__TASK__
Reproduce only the lines of the entries that begin at the line containing "svg-text:8: 8 bbox=[582, 541, 589, 556]" and stop after the line containing "svg-text:火险等级：1: 火险等级：1 bbox=[231, 433, 303, 448]". Rename "sidebar-item-label" to "nav-item-label" in them and keep everything else unchanged.

(Dataset entries)

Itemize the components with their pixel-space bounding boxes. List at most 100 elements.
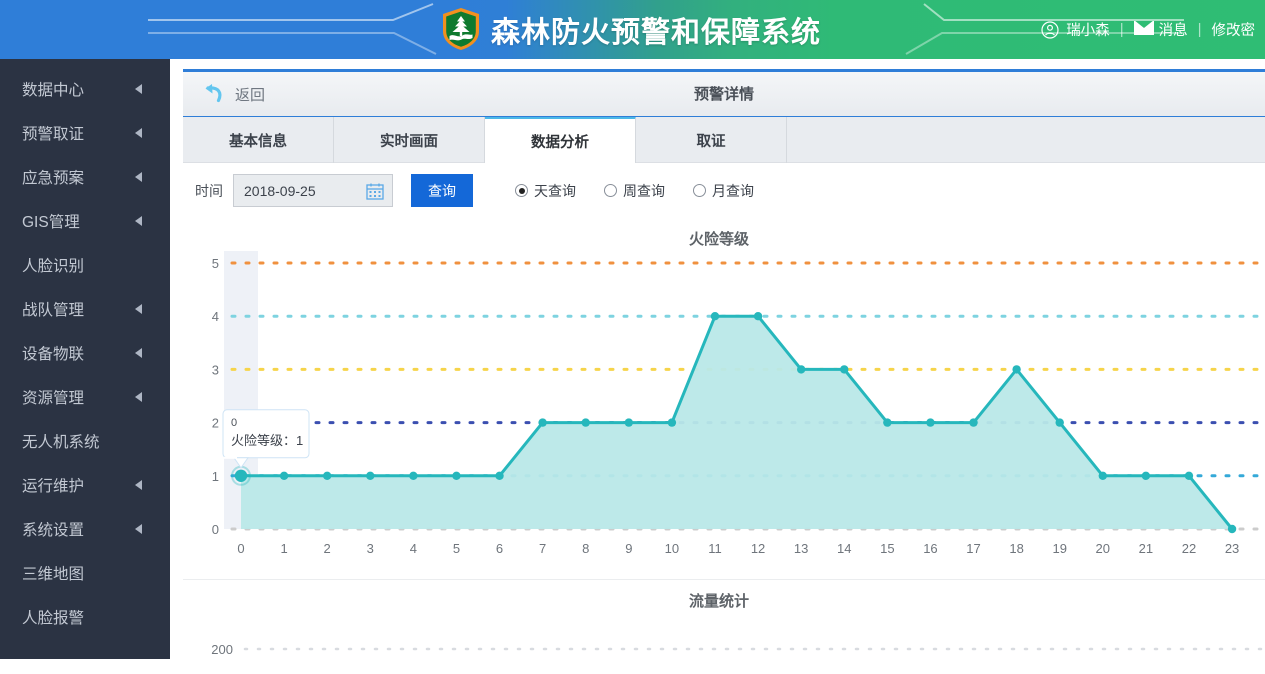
svg-text:8: 8 bbox=[582, 541, 589, 556]
envelope-icon bbox=[1133, 19, 1155, 39]
app-header: 森林防火预警和保障系统 瑞小森 | 消息 | 修改密 bbox=[0, 0, 1265, 59]
fire-risk-level-chart[interactable]: 0123450 1 2 3 4 5 6 7 8 9 10 11 12 13 14 15 16 17 18 19 20 21… bbox=[183, 251, 1265, 571]
sidebar-item-label: 人脸识别 bbox=[22, 258, 85, 275]
change-password-label: 修改密 bbox=[1211, 23, 1256, 39]
user-menu[interactable]: 瑞小森 bbox=[1031, 19, 1120, 40]
back-label: 返回 bbox=[235, 86, 266, 104]
radio-label: 月查询 bbox=[712, 182, 754, 199]
svg-text:17: 17 bbox=[966, 541, 980, 556]
tab-label: 取证 bbox=[696, 133, 726, 150]
svg-text:0: 0 bbox=[231, 417, 237, 429]
back-arrow-icon bbox=[199, 82, 225, 106]
svg-text:20: 20 bbox=[1096, 541, 1110, 556]
filter-bar: 时间 2018-09-25 查询 天查询 周查询 月查询 bbox=[183, 163, 1265, 218]
messages-label: 消息 bbox=[1158, 23, 1188, 39]
sidebar-item-label: 资源管理 bbox=[22, 390, 85, 407]
svg-text:19: 19 bbox=[1052, 541, 1066, 556]
svg-text:火险等级：1: 火险等级：1 bbox=[231, 433, 303, 448]
tab-evidence[interactable]: 取证 bbox=[636, 117, 787, 163]
date-input[interactable]: 2018-09-25 bbox=[233, 174, 393, 207]
messages-menu[interactable]: 消息 bbox=[1124, 19, 1198, 40]
caret-left-icon bbox=[135, 128, 142, 138]
user-name: 瑞小森 bbox=[1066, 23, 1110, 39]
caret-left-icon bbox=[135, 216, 142, 226]
traffic-chart-block: 流量统计 200 bbox=[183, 580, 1265, 674]
sidebar-item-label: GIS管理 bbox=[22, 214, 80, 231]
sidebar-item-operation-maintenance[interactable]: 运行维护 bbox=[0, 463, 170, 507]
time-label: 时间 bbox=[195, 182, 223, 199]
svg-text:200: 200 bbox=[211, 642, 233, 657]
radio-day-query[interactable]: 天查询 bbox=[515, 181, 576, 201]
svg-text:4: 4 bbox=[212, 309, 219, 324]
svg-text:5: 5 bbox=[453, 541, 460, 556]
caret-left-icon bbox=[135, 304, 142, 314]
radio-week-query[interactable]: 周查询 bbox=[604, 181, 665, 201]
main-panel: 返回 预警详情 基本信息 实时画面 数据分析 取证 时间 2018-09-25 bbox=[183, 69, 1265, 674]
sidebar-item-resource-management[interactable]: 资源管理 bbox=[0, 375, 170, 419]
caret-left-icon bbox=[135, 172, 142, 182]
query-button[interactable]: 查询 bbox=[411, 174, 473, 207]
user-circle-icon bbox=[1041, 20, 1059, 39]
svg-text:12: 12 bbox=[751, 541, 765, 556]
header-right-menu: 瑞小森 | 消息 | 修改密 bbox=[1031, 0, 1265, 59]
sidebar-item-data-center[interactable]: 数据中心 bbox=[0, 67, 170, 111]
svg-text:0: 0 bbox=[237, 541, 244, 556]
svg-text:16: 16 bbox=[923, 541, 937, 556]
sidebar-item-label: 设备物联 bbox=[22, 346, 85, 363]
content-topbar: 返回 预警详情 bbox=[183, 72, 1265, 117]
radio-month-query[interactable]: 月查询 bbox=[693, 181, 754, 201]
query-mode-radio-group: 天查询 周查询 月查询 bbox=[515, 181, 754, 201]
sidebar-item-system-settings[interactable]: 系统设置 bbox=[0, 507, 170, 551]
shield-pine-tree-icon bbox=[441, 7, 481, 51]
app-title: 森林防火预警和保障系统 bbox=[491, 16, 822, 49]
sidebar-item-drone-system[interactable]: 无人机系统 bbox=[0, 419, 170, 463]
sidebar-item-emergency-plan[interactable]: 应急预案 bbox=[0, 155, 170, 199]
svg-text:13: 13 bbox=[794, 541, 808, 556]
svg-text:1: 1 bbox=[280, 541, 287, 556]
sidebar-item-face-alarm[interactable]: 人脸报警 bbox=[0, 595, 170, 639]
radio-label: 天查询 bbox=[534, 182, 576, 199]
svg-text:2: 2 bbox=[212, 416, 219, 431]
svg-text:0: 0 bbox=[212, 522, 219, 537]
svg-text:6: 6 bbox=[496, 541, 503, 556]
svg-text:14: 14 bbox=[837, 541, 851, 556]
app-root: 森林防火预警和保障系统 瑞小森 | 消息 | 修改密 数据中心 预警取证 应急预… bbox=[0, 0, 1265, 674]
tab-label: 基本信息 bbox=[229, 133, 287, 150]
change-password-menu[interactable]: 修改密 bbox=[1202, 19, 1265, 40]
radio-dot-icon bbox=[693, 184, 706, 197]
sidebar-item-gis-management[interactable]: GIS管理 bbox=[0, 199, 170, 243]
svg-text:10: 10 bbox=[665, 541, 679, 556]
sidebar: 数据中心 预警取证 应急预案 GIS管理 人脸识别 战队管理 设备物联 资源管理… bbox=[0, 59, 170, 659]
svg-text:22: 22 bbox=[1182, 541, 1196, 556]
caret-left-icon bbox=[135, 392, 142, 402]
sidebar-item-device-iot[interactable]: 设备物联 bbox=[0, 331, 170, 375]
tab-data-analysis[interactable]: 数据分析 bbox=[485, 116, 636, 163]
sidebar-item-label: 应急预案 bbox=[22, 170, 85, 187]
sidebar-item-label: 系统设置 bbox=[22, 522, 85, 539]
sidebar-item-team-management[interactable]: 战队管理 bbox=[0, 287, 170, 331]
sidebar-item-label: 人脸报警 bbox=[22, 610, 85, 627]
caret-left-icon bbox=[135, 524, 142, 534]
sidebar-item-3d-map[interactable]: 三维地图 bbox=[0, 551, 170, 595]
sidebar-item-label: 数据中心 bbox=[22, 82, 85, 99]
traffic-statistics-chart[interactable]: 200 bbox=[183, 613, 1265, 674]
svg-text:7: 7 bbox=[539, 541, 546, 556]
caret-left-icon bbox=[135, 84, 142, 94]
calendar-icon[interactable] bbox=[366, 182, 384, 200]
sidebar-item-face-recognition[interactable]: 人脸识别 bbox=[0, 243, 170, 287]
sidebar-item-label: 预警取证 bbox=[22, 126, 85, 143]
svg-text:15: 15 bbox=[880, 541, 894, 556]
caret-left-icon bbox=[135, 480, 142, 490]
svg-text:3: 3 bbox=[367, 541, 374, 556]
tab-live-view[interactable]: 实时画面 bbox=[334, 117, 485, 163]
sidebar-item-warning-evidence[interactable]: 预警取证 bbox=[0, 111, 170, 155]
header-decoration-left bbox=[148, 0, 448, 59]
svg-text:5: 5 bbox=[212, 256, 219, 271]
sidebar-item-label: 无人机系统 bbox=[22, 434, 100, 451]
fire-risk-chart-block: 火险等级 0 1 2 3 4 5 0 1 2 3 4 5 6 7 8 9 10 11 12 13 14 15 16 17 18 1… bbox=[183, 218, 1265, 571]
brand: 森林防火预警和保障系统 bbox=[441, 0, 821, 59]
date-value: 2018-09-25 bbox=[244, 182, 316, 199]
svg-text:11: 11 bbox=[708, 541, 722, 556]
tab-basic-info[interactable]: 基本信息 bbox=[183, 117, 334, 163]
back-button[interactable]: 返回 bbox=[183, 82, 265, 106]
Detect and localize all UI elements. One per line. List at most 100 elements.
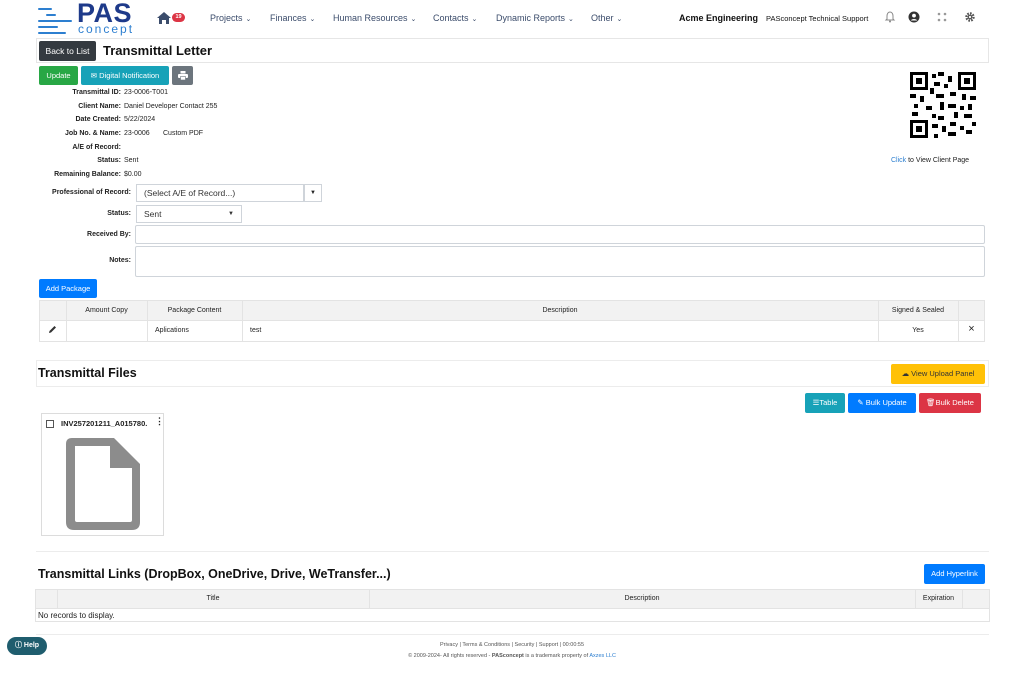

__ANSWER TO THIS EXERCISE__
svg-text:8: 8 bbox=[582, 541, 589, 556]
envelope-icon bbox=[1133, 19, 1155, 39]
app-header: 森林防火预警和保障系统 瑞小森 | 消息 | 修改密 bbox=[0, 0, 1265, 59]
fire-risk-level-chart[interactable]: 0123450 1 2 3 4 5 6 7 8 9 10 11 12 13 14 15 16 17 18 19 20 21… bbox=[183, 251, 1265, 571]
nav-item-label: 人脸识别 bbox=[22, 258, 85, 275]
change-password-label: 修改密 bbox=[1211, 23, 1256, 39]
user-menu[interactable]: 瑞小森 bbox=[1031, 19, 1120, 40]
back-label: 返回 bbox=[235, 86, 266, 104]
radio-label: 月查询 bbox=[712, 182, 754, 199]
svg-text:17: 17 bbox=[966, 541, 980, 556]
tab-label: 取证 bbox=[696, 133, 726, 150]
svg-text:0: 0 bbox=[231, 417, 237, 429]
back-arrow-icon bbox=[199, 82, 225, 106]
svg-text:20: 20 bbox=[1096, 541, 1110, 556]
filter-bar: 时间 2018-09-25 查询 天查询 周查询 月查询 bbox=[183, 163, 1265, 218]
messages-label: 消息 bbox=[1158, 23, 1188, 39]
nav-item-label: 资源管理 bbox=[22, 390, 85, 407]
svg-text:19: 19 bbox=[1052, 541, 1066, 556]
svg-text:火险等级：1: 火险等级：1 bbox=[231, 433, 303, 448]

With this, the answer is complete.